**What you have to do:** Could you update everything from the start of the entries down to the line containing "plenary-icon <box>377 1043 417 1079</box>" by replacing "temperature-bar" with "heat-bar" and leaving all else unchanged?

Entries from a data source

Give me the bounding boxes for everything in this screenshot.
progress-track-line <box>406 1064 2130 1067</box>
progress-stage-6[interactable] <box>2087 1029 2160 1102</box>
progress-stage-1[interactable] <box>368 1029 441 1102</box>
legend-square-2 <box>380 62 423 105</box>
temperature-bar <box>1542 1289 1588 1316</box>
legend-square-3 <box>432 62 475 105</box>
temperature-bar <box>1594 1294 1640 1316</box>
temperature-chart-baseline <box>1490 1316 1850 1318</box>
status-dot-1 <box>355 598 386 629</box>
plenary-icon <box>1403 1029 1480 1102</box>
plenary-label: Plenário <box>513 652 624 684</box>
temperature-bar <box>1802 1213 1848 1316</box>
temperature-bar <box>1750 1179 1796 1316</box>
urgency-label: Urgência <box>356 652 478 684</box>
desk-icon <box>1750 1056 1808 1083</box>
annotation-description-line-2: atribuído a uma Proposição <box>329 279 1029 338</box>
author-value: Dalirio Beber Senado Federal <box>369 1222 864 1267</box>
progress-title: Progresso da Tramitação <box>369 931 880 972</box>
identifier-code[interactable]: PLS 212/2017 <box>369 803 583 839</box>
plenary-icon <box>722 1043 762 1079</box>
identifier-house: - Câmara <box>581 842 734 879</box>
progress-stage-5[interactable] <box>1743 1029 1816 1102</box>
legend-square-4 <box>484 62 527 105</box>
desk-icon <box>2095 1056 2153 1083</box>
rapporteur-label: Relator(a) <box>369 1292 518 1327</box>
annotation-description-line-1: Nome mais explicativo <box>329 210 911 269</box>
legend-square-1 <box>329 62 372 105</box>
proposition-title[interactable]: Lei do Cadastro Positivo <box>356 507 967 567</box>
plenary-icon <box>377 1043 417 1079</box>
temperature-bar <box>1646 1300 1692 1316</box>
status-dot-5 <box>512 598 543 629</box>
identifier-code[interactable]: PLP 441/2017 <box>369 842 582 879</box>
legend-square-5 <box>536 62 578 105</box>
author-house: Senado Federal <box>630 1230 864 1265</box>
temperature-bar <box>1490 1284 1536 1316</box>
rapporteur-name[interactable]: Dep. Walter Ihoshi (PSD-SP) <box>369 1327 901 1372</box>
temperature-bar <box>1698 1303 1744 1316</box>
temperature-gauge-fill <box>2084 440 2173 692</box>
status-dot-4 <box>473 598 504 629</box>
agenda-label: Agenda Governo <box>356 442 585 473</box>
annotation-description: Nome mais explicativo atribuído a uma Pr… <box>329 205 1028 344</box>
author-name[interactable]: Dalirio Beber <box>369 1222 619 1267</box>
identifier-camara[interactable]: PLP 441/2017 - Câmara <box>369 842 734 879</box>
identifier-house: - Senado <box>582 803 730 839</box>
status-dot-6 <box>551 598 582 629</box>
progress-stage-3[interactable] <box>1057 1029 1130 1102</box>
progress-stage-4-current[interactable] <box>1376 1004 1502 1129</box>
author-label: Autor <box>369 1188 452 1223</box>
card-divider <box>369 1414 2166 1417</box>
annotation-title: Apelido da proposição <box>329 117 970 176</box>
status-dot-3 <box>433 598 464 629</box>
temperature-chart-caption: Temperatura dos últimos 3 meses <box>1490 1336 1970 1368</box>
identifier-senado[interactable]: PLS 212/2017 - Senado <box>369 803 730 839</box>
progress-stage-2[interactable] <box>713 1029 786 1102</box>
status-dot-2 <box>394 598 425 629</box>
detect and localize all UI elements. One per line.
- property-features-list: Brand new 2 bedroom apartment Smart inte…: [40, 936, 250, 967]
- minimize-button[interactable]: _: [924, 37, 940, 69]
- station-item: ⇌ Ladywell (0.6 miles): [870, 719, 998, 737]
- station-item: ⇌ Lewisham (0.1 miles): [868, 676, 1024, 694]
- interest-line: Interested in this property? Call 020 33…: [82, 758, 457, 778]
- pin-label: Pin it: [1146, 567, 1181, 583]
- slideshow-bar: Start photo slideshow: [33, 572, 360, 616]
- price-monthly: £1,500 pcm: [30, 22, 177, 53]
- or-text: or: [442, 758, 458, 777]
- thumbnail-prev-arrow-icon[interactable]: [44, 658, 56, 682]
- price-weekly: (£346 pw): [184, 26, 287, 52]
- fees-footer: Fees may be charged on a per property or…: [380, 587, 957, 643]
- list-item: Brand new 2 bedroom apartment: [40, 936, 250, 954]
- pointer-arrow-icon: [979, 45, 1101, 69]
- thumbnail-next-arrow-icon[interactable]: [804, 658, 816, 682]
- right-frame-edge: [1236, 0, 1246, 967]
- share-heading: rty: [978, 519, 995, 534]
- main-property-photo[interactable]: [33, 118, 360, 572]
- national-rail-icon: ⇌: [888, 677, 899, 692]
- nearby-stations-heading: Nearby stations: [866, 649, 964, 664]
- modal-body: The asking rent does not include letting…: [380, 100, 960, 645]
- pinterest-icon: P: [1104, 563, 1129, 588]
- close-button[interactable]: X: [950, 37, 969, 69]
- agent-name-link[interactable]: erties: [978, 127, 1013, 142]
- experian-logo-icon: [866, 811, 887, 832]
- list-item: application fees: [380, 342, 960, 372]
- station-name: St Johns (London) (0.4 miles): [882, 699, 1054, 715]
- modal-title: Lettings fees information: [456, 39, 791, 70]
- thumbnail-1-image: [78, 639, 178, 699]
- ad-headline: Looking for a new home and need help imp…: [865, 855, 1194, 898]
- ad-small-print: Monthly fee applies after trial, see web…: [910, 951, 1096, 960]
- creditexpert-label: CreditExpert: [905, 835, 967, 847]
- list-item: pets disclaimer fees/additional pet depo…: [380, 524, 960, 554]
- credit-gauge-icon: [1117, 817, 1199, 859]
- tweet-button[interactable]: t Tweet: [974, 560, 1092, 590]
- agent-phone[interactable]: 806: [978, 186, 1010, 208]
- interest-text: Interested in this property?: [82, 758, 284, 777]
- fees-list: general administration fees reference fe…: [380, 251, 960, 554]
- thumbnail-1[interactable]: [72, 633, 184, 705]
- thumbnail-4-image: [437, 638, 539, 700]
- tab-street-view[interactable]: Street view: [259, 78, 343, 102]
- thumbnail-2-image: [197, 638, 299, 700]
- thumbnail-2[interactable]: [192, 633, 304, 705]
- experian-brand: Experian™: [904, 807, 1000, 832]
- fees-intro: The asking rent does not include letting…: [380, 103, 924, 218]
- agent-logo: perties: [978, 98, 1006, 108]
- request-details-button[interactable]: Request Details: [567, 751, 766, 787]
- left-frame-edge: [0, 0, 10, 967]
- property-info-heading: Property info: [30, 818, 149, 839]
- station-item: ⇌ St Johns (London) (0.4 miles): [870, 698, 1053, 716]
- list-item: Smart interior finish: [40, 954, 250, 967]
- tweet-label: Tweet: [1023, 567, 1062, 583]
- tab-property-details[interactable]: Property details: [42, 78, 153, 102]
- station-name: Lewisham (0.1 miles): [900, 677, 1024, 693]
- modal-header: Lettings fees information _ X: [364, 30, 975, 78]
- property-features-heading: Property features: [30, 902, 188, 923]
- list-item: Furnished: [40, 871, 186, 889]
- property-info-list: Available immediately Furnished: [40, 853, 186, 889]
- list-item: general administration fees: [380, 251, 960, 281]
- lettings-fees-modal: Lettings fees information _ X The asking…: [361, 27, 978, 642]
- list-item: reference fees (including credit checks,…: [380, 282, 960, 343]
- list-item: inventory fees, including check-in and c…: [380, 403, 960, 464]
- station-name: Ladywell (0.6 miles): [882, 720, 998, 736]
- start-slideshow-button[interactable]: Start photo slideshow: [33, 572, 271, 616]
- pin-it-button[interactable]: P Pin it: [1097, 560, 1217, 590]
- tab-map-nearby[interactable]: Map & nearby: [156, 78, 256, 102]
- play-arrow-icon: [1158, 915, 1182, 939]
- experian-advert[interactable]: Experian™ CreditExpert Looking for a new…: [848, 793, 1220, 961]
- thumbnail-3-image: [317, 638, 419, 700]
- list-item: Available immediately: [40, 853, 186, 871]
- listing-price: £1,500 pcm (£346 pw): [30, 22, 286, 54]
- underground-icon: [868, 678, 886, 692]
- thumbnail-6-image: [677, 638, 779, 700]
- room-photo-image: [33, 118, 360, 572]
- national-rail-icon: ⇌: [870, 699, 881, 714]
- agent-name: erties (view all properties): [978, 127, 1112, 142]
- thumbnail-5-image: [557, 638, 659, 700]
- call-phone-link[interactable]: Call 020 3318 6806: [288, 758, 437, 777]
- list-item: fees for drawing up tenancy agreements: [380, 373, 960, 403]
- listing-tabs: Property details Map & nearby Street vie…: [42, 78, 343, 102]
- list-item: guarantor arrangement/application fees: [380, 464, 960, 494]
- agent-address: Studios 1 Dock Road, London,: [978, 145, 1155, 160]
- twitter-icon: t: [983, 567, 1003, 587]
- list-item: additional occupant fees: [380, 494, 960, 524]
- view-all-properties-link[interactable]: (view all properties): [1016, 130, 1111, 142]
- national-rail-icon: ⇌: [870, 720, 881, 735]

**Solution to the problem:**
Give me the bounding boxes for everything in this screenshot.
progress-track-line <box>406 1064 2130 1067</box>
progress-stage-6[interactable] <box>2087 1029 2160 1102</box>
progress-stage-1[interactable] <box>368 1029 441 1102</box>
legend-square-2 <box>380 62 423 105</box>
heat-bar <box>1542 1289 1588 1316</box>
legend-square-3 <box>432 62 475 105</box>
heat-bar <box>1594 1294 1640 1316</box>
temperature-chart-baseline <box>1490 1316 1850 1318</box>
status-dot-1 <box>355 598 386 629</box>
plenary-icon <box>1403 1029 1480 1102</box>
plenary-label: Plenário <box>513 652 624 684</box>
heat-bar <box>1802 1213 1848 1316</box>
heat-bar <box>1750 1179 1796 1316</box>
urgency-label: Urgência <box>356 652 478 684</box>
desk-icon <box>1750 1056 1808 1083</box>
annotation-description-line-2: atribuído a uma Proposição <box>329 279 1029 338</box>
author-value: Dalirio Beber Senado Federal <box>369 1222 864 1267</box>
progress-title: Progresso da Tramitação <box>369 931 880 972</box>
identifier-code[interactable]: PLS 212/2017 <box>369 803 583 839</box>
plenary-icon <box>722 1043 762 1079</box>
identifier-house: - Câmara <box>581 842 734 879</box>
progress-stage-5[interactable] <box>1743 1029 1816 1102</box>
legend-square-4 <box>484 62 527 105</box>
desk-icon <box>2095 1056 2153 1083</box>
rapporteur-label: Relator(a) <box>369 1292 518 1327</box>
annotation-description-line-1: Nome mais explicativo <box>329 210 911 269</box>
legend-square-1 <box>329 62 372 105</box>
proposition-title[interactable]: Lei do Cadastro Positivo <box>356 507 967 567</box>
plenary-icon <box>377 1043 417 1079</box>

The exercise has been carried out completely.